Task objective - Below you will find a set of lines. Repeat them all exactly.

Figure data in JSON
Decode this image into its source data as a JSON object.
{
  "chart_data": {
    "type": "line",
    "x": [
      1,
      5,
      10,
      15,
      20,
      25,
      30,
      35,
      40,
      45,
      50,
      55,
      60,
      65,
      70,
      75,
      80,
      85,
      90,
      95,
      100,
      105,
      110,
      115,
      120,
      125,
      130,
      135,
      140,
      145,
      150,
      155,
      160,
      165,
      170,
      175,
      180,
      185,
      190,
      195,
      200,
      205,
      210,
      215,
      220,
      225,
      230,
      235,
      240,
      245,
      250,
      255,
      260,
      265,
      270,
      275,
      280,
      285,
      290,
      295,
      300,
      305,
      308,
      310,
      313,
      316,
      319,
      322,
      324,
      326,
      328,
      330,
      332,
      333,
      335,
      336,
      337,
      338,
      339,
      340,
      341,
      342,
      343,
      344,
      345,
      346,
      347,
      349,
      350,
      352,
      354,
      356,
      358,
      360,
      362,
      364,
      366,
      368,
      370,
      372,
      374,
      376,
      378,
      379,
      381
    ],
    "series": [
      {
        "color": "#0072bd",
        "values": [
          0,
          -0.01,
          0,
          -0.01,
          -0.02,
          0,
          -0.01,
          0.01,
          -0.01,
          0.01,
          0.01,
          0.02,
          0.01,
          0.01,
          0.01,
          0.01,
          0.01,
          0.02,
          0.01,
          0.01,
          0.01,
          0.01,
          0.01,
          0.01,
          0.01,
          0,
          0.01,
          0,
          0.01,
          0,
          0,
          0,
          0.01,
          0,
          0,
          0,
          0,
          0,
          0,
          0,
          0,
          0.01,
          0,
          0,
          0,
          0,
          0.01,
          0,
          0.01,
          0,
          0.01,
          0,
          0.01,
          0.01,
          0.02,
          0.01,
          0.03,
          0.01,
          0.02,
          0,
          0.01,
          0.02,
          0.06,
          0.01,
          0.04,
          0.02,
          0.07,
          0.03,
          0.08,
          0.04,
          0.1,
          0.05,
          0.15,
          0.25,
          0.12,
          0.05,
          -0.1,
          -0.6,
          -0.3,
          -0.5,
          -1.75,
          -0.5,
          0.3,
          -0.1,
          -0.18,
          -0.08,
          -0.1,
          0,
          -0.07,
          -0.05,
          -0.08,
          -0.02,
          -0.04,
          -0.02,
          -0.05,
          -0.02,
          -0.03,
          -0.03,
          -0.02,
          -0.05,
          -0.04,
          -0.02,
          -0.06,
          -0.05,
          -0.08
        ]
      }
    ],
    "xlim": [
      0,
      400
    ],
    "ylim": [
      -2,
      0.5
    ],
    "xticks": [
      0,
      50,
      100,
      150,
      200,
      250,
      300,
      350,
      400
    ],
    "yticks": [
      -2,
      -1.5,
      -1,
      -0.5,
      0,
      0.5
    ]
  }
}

Completed exercise -
Decode this image into its source data as a JSON object.
{
  "chart_data": {
    "type": "line",
    "x": [
      1,
      5,
      10,
      15,
      20,
      25,
      30,
      35,
      40,
      45,
      50,
      55,
      60,
      65,
      70,
      75,
      80,
      85,
      90,
      95,
      100,
      105,
      110,
      115,
      120,
      125,
      130,
      135,
      140,
      145,
      150,
      155,
      160,
      165,
      170,
      175,
      180,
      185,
      190,
      195,
      200,
      205,
      210,
      215,
      220,
      225,
      230,
      235,
      240,
      245,
      250,
      255,
      260,
      265,
      270,
      275,
      280,
      285,
      290,
      295,
      300,
      305,
      308,
      310,
      313,
      316,
      319,
      322,
      324,
      326,
      328,
      330,
      332,
      333,
      335,
      336,
      337,
      338,
      339,
      340,
      341,
      342,
      343,
      344,
      345,
      346,
      347,
      349,
      350,
      352,
      354,
      356,
      358,
      360,
      362,
      364,
      366,
      368,
      370,
      372,
      374,
      376,
      378,
      379,
      381
    ],
    "series": [
      {
        "color": "#0072bd",
        "values": [
          0,
          -0.01,
          0,
          -0.01,
          -0.02,
          0,
          -0.01,
          0.01,
          -0.01,
          0.01,
          0.01,
          0.02,
          0.01,
          0.01,
          0.01,
          0.01,
          0.01,
          0.02,
          0.01,
          0.01,
          0.01,
          0.01,
          0.01,
          0.01,
          0.01,
          0,
          0.01,
          0,
          0.01,
          0,
          0,
          0,
          0.01,
          0,
          0,
          0,
          0,
          0,
          0,
          0,
          0,
          0.01,
          0,
          0,
          0,
          0,
          0.01,
          0,
          0.01,
          0,
          0.01,
          0,
          0.01,
          0.01,
          0.02,
          0.01,
          0.03,
          0.01,
          0.02,
          0,
          0.01,
          0.02,
          0.06,
          0.01,
          0.04,
          0.02,
          0.07,
          0.03,
          0.08,
          0.04,
          0.1,
          0.05,
          0.15,
          0.25,
          0.12,
          0.05,
          -0.1,
          -0.6,
          -0.3,
          -0.5,
          -1.75,
          -0.5,
          0.3,
          -0.1,
          -0.18,
          -0.08,
          -0.1,
          0,
          -0.07,
          -0.05,
          -0.08,
          -0.02,
          -0.04,
          -0.02,
          -0.05,
          -0.02,
          -0.03,
          -0.03,
          -0.02,
          -0.05,
          -0.04,
          -0.02,
          -0.06,
          -0.05,
          -0.08
        ]
      }
    ],
    "xlim": [
      0,
      400
    ],
    "ylim": [
      -2,
      0.5
    ],
    "xticks": [
      0,
      50,
      100,
      150,
      200,
      250,
      300,
      350,
      400
    ],
    "yticks": [
      -2,
      -1.5,
      -1,
      -0.5,
      0,
      0.5
    ]
  }
}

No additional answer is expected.